Dataset items:
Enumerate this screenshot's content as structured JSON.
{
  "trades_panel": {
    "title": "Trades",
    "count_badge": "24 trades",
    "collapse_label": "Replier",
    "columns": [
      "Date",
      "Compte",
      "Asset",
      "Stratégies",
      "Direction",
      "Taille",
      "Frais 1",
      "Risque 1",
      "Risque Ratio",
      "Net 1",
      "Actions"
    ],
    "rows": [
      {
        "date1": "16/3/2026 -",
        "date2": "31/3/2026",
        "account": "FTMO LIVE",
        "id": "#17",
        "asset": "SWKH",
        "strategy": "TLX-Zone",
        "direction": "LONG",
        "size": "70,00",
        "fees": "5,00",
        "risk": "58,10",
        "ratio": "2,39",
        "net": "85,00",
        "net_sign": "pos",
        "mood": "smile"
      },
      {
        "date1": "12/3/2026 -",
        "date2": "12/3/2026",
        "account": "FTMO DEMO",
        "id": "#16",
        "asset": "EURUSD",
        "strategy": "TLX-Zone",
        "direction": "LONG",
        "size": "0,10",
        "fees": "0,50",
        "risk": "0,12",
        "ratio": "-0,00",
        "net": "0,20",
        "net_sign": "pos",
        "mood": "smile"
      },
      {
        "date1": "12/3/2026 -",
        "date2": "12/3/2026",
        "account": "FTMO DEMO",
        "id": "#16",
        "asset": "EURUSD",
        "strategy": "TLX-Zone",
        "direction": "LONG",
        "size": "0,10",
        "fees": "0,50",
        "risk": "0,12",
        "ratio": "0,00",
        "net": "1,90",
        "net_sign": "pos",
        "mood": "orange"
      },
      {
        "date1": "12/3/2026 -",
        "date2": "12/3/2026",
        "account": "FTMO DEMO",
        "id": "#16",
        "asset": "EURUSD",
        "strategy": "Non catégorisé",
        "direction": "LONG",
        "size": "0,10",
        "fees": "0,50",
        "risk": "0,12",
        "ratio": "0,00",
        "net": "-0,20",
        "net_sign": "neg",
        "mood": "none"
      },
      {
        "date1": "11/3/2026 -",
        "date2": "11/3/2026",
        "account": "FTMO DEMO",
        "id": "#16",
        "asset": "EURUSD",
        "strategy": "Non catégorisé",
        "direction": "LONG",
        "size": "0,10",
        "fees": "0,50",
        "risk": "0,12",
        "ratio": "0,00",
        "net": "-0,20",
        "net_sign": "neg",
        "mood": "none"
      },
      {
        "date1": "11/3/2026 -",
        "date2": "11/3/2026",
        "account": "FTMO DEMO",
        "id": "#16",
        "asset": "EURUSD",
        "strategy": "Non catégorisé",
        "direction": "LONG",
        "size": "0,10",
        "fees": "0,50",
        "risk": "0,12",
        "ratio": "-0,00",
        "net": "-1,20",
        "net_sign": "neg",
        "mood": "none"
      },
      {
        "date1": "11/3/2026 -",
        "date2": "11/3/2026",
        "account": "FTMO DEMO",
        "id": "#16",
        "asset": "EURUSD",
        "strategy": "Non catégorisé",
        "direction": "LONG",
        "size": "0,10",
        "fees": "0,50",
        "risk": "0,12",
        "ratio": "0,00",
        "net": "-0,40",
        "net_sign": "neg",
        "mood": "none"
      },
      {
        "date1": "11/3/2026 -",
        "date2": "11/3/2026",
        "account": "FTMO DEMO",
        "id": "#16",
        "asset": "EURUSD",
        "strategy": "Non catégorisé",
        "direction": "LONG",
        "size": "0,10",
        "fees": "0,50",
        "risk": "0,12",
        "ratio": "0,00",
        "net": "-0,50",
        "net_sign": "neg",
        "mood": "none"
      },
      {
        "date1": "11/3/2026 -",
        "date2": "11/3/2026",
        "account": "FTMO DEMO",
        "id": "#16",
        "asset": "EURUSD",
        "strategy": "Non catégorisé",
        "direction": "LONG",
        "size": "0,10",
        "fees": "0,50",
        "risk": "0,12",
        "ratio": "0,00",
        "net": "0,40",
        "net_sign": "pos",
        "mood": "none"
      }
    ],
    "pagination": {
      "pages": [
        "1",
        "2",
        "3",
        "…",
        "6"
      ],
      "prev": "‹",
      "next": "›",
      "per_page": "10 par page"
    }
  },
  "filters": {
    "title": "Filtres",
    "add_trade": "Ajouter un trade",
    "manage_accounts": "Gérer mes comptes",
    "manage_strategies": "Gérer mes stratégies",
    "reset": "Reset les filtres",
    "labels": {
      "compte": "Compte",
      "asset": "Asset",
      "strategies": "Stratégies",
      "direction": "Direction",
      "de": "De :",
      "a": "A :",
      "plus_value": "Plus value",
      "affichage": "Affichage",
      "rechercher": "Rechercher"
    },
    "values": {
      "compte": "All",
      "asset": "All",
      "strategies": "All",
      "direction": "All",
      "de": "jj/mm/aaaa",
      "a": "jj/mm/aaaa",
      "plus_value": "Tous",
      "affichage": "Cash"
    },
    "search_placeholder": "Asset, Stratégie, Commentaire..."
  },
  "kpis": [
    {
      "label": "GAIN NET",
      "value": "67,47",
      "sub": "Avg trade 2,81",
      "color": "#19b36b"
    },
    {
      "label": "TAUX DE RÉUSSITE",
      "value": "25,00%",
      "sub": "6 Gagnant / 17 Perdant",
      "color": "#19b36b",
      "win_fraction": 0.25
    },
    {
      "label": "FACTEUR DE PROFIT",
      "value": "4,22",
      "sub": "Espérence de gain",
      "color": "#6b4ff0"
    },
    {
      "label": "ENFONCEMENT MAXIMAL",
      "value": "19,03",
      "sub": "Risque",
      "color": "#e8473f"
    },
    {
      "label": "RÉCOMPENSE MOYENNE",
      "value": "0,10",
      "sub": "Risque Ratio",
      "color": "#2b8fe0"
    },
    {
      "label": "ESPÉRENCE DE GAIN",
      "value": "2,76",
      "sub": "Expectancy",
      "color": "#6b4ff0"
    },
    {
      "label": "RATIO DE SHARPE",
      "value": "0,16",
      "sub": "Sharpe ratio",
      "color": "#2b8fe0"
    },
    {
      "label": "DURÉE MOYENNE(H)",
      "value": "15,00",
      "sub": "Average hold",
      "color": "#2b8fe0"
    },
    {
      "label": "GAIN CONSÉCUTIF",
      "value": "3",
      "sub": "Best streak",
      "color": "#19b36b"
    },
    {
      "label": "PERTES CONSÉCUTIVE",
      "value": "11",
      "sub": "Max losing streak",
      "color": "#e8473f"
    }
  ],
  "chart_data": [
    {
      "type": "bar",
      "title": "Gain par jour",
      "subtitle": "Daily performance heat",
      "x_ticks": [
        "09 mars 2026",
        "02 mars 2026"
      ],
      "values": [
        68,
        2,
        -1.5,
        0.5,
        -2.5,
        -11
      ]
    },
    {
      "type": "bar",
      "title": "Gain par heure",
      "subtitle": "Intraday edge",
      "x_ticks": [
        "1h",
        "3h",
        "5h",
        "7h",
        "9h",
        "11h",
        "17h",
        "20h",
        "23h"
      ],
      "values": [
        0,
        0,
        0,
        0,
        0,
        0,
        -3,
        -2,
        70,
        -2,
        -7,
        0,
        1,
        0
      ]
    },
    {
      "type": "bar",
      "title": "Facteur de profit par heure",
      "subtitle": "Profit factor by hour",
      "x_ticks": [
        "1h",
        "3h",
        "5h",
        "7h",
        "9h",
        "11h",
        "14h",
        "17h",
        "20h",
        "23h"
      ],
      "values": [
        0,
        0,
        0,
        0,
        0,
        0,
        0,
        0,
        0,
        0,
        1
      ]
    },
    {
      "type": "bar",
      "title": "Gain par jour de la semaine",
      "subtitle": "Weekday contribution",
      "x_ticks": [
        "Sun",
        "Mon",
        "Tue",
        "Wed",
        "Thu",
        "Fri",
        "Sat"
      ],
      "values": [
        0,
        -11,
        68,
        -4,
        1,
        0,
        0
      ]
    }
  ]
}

--

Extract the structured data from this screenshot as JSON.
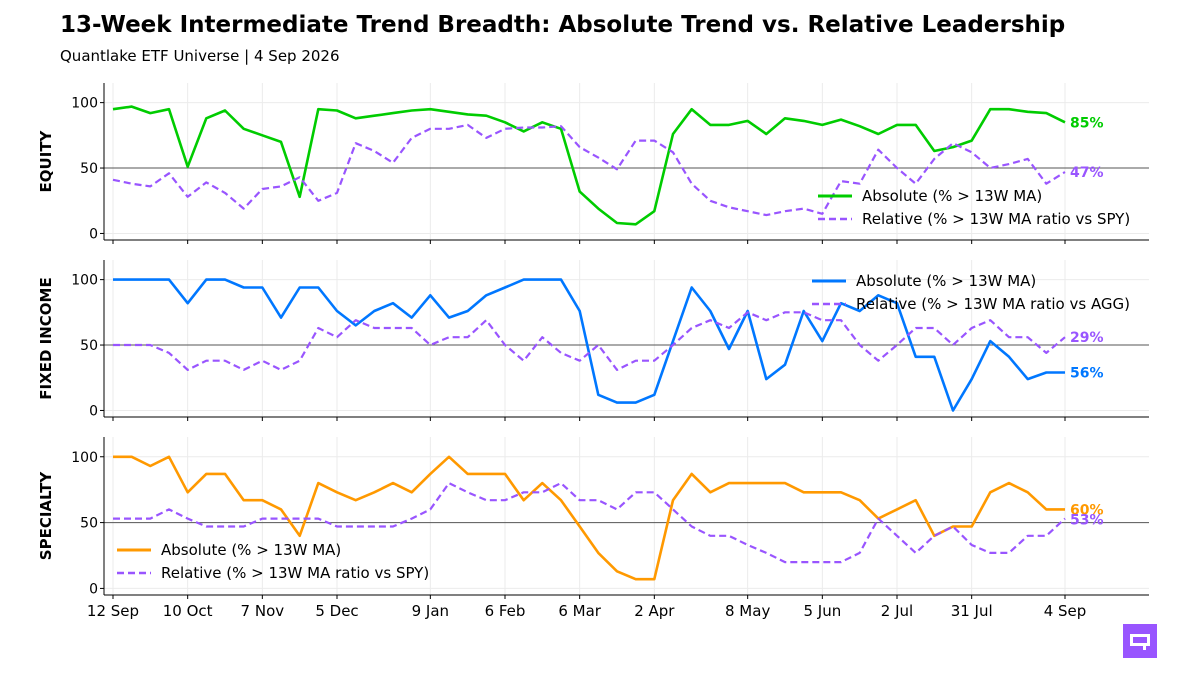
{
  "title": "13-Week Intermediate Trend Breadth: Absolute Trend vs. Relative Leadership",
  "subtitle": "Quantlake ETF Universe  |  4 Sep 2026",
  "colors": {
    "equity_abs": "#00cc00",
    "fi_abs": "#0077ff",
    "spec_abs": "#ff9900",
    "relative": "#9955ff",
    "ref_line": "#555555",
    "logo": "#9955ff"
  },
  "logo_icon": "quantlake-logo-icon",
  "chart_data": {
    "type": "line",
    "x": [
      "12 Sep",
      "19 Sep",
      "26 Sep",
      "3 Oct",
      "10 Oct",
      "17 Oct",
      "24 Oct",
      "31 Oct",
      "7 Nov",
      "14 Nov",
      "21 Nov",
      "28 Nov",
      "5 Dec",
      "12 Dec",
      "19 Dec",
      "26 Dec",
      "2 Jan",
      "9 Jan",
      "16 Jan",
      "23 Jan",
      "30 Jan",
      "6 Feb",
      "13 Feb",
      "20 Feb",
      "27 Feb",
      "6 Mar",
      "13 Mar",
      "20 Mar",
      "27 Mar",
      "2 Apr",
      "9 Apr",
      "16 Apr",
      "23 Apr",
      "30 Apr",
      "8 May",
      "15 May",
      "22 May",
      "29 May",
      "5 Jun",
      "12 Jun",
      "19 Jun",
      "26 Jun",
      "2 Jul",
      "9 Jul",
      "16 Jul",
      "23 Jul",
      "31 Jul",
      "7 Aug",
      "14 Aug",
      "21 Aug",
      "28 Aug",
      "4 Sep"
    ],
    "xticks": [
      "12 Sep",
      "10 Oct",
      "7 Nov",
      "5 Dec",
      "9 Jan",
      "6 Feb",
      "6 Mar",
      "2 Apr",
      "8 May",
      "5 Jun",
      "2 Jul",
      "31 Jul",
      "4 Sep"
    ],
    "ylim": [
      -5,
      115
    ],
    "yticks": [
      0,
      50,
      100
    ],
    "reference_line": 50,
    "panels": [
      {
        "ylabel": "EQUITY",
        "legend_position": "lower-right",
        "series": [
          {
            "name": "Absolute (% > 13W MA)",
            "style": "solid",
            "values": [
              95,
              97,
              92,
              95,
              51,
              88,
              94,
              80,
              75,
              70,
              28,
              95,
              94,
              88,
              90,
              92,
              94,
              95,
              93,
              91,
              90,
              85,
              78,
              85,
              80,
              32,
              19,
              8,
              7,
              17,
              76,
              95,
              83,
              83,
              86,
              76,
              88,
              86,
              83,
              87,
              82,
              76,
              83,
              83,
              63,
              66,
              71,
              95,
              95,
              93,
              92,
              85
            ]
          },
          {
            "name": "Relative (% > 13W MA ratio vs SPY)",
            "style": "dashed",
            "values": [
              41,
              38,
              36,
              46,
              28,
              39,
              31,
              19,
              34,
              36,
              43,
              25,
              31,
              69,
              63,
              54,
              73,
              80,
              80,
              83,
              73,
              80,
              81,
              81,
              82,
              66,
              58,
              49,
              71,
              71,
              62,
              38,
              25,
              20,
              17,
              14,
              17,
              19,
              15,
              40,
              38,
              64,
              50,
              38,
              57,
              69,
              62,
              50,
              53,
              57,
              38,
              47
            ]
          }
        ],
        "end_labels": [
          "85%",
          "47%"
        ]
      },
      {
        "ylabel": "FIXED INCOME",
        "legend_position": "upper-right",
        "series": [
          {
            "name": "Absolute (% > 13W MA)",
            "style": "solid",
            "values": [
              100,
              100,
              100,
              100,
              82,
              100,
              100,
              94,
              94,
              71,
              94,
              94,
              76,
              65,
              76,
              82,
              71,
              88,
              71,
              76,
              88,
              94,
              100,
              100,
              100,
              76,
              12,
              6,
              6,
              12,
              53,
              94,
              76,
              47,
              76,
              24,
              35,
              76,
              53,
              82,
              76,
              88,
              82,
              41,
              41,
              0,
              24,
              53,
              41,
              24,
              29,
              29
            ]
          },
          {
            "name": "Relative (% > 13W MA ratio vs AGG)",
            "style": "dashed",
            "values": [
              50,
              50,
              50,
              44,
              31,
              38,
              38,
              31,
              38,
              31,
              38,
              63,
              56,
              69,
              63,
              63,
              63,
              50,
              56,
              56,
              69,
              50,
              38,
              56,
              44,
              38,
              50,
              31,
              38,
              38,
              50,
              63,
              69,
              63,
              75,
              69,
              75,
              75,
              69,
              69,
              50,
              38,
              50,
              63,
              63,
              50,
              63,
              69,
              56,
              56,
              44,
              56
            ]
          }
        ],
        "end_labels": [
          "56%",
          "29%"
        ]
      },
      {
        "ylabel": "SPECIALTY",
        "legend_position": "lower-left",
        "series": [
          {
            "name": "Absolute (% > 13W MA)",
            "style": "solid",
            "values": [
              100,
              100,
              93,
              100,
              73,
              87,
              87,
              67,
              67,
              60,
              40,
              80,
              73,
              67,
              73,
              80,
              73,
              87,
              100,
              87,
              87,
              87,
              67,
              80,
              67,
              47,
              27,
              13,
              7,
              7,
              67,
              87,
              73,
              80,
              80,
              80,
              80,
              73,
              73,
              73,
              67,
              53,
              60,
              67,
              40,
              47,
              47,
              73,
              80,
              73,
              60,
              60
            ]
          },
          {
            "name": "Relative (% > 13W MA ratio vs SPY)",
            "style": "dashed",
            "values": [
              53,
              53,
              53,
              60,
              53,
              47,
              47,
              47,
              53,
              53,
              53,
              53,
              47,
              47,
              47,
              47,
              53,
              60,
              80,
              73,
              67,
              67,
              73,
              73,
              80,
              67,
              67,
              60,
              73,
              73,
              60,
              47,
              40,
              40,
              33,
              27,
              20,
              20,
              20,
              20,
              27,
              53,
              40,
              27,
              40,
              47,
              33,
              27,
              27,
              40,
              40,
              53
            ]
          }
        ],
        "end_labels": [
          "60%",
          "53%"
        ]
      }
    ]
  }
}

◆ Written exercise ◆
Where a line in the material contains "Risque", copy that line.

◆ The response ◆
      "Risque 1",
      "Risque Ratio",
      "sub": "Risque",
      "sub": "Risque Ratio",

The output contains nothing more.